+++ INFORMATION GIVEN +++

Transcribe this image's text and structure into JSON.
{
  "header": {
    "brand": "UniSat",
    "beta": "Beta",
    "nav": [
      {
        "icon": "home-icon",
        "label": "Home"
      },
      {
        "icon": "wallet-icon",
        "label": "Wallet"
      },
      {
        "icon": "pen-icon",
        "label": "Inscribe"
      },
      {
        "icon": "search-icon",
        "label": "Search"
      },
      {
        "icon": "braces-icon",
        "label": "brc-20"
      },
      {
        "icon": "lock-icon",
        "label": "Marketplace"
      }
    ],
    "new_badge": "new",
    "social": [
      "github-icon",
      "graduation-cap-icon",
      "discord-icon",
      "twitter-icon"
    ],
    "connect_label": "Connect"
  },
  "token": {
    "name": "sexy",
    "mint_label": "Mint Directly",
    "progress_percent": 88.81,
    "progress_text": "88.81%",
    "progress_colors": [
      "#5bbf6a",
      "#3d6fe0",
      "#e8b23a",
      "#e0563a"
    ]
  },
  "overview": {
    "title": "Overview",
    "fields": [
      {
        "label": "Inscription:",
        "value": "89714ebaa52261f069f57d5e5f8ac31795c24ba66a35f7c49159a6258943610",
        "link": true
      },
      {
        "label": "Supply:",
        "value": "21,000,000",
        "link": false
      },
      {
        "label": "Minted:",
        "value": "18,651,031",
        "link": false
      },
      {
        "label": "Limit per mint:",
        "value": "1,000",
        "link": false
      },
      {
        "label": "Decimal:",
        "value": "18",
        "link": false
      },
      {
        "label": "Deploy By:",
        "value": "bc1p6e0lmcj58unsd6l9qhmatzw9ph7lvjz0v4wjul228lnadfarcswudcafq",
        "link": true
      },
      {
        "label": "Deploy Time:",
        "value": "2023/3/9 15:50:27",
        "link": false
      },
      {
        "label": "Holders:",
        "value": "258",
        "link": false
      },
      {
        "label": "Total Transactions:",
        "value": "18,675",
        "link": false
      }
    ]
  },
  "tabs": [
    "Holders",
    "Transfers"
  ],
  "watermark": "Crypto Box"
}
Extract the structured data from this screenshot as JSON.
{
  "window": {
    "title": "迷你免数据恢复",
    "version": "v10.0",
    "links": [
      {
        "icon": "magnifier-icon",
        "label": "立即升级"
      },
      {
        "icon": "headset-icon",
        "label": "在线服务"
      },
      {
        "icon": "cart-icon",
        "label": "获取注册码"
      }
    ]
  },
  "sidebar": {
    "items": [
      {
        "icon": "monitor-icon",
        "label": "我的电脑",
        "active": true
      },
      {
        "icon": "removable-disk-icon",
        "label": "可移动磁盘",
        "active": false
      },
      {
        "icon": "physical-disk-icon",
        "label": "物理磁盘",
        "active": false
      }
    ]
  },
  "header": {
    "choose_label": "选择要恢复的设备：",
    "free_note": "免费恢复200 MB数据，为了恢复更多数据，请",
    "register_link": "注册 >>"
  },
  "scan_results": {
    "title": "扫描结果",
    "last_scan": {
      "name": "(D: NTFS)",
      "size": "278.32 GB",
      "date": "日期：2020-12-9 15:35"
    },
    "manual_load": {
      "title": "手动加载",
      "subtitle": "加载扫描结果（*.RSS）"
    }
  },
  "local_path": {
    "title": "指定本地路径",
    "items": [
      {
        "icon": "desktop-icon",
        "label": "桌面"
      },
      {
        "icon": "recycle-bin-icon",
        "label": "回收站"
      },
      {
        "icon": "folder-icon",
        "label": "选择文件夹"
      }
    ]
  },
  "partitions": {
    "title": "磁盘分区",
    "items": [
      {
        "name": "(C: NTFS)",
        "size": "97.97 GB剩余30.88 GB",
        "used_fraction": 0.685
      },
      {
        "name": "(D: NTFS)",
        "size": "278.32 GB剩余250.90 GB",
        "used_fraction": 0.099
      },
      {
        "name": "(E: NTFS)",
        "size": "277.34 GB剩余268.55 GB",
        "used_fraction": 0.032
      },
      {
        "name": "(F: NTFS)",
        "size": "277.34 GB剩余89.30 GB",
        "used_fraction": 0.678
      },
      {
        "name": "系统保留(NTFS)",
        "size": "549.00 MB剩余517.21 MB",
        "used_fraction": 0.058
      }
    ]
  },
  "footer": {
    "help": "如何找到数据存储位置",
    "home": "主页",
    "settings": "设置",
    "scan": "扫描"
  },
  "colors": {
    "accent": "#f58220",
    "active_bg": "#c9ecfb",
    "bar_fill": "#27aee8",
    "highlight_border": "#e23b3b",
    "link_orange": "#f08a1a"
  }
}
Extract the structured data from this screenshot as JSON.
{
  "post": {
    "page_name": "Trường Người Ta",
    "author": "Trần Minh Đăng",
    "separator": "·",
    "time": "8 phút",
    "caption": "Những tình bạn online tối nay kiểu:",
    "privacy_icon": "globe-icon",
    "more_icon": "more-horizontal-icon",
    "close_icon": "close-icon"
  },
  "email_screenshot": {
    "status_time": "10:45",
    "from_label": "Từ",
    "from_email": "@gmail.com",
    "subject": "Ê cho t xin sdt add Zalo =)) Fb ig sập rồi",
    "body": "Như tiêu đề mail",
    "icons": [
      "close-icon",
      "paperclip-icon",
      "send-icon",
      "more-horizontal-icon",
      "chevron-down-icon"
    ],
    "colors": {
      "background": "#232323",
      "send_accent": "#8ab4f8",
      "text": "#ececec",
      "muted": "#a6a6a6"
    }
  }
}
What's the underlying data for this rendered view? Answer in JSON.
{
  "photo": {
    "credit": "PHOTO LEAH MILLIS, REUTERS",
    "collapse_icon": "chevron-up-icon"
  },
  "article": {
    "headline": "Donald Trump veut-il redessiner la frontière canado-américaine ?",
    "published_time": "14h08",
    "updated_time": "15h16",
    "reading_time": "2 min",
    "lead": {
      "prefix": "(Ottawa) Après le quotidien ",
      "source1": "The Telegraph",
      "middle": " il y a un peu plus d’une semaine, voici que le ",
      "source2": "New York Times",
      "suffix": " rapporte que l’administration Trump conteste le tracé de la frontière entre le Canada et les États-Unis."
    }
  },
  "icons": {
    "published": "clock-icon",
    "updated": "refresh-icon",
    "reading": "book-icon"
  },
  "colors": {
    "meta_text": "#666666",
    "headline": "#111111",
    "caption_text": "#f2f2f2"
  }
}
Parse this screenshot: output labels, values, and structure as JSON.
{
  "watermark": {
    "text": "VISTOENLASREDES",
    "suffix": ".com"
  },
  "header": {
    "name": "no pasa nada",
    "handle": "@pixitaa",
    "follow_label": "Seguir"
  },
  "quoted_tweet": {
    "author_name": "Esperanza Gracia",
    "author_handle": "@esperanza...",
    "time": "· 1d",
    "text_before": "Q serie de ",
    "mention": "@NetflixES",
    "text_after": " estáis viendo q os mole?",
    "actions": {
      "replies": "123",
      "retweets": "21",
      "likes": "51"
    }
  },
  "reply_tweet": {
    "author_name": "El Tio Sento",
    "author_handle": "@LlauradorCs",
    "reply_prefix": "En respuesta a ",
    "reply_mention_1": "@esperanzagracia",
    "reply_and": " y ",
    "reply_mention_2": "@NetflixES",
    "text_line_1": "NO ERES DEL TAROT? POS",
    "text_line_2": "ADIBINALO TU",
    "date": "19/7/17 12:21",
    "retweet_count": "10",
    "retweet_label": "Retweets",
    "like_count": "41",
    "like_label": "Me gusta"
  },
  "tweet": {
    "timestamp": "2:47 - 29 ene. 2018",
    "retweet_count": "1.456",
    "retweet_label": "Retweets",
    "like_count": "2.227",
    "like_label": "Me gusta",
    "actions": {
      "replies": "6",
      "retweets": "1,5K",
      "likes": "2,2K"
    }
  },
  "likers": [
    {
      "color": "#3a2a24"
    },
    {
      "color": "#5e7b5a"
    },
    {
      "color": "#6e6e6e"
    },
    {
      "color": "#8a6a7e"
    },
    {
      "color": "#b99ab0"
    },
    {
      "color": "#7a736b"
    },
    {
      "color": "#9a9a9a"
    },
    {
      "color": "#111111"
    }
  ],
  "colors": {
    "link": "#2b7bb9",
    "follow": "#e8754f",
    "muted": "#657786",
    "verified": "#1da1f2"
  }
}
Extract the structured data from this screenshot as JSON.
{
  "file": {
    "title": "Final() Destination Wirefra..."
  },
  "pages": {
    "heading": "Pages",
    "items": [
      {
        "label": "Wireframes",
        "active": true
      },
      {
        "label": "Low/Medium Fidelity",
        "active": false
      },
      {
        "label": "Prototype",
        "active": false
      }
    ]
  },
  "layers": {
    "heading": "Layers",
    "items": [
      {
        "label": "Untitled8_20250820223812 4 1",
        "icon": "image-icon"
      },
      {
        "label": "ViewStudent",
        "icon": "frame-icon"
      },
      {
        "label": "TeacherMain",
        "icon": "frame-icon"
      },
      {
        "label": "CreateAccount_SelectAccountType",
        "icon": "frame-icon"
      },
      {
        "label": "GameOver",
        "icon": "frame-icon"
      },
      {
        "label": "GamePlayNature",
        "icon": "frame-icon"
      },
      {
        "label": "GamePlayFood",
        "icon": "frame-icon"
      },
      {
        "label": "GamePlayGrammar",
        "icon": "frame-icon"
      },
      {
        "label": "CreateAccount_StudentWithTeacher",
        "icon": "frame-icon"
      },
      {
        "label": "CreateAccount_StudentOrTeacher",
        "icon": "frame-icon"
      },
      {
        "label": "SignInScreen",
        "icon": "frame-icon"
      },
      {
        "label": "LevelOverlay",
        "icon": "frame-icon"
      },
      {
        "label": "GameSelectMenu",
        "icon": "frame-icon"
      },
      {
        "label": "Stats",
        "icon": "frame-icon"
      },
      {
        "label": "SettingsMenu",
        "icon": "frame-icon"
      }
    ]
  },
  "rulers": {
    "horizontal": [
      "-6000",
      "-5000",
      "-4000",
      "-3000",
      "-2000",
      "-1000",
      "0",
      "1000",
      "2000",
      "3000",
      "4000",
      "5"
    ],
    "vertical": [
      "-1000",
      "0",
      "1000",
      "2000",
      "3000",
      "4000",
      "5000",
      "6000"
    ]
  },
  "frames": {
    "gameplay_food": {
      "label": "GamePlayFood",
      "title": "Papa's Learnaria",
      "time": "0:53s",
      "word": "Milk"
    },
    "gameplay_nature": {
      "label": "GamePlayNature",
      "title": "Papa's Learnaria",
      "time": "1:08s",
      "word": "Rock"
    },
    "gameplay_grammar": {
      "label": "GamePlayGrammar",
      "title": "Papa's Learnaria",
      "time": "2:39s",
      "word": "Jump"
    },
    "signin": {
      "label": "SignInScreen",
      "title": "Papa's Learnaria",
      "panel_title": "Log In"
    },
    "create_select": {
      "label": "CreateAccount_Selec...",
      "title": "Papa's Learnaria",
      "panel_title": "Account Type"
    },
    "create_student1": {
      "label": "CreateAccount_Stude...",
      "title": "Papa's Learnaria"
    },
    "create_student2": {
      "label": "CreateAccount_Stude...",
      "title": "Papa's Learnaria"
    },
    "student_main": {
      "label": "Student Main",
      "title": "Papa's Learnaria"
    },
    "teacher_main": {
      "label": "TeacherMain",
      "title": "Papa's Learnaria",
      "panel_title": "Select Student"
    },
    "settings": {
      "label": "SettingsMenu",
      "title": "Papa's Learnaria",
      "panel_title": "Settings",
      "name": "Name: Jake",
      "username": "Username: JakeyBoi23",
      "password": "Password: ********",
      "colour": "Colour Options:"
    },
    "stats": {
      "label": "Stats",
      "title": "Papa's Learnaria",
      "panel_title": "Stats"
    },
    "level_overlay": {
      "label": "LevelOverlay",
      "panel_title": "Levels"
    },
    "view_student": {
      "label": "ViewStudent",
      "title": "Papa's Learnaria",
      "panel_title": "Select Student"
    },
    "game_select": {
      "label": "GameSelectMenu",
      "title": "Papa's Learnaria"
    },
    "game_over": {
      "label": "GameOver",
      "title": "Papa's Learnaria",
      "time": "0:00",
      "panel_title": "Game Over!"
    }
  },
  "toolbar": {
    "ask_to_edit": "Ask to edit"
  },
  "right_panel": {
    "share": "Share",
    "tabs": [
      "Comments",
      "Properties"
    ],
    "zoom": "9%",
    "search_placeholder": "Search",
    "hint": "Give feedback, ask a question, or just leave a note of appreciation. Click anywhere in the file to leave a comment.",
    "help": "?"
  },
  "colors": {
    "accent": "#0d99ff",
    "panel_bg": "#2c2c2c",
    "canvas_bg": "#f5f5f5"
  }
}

+++

Give only the number of lines in the data that hold the string "TeacherMain".

2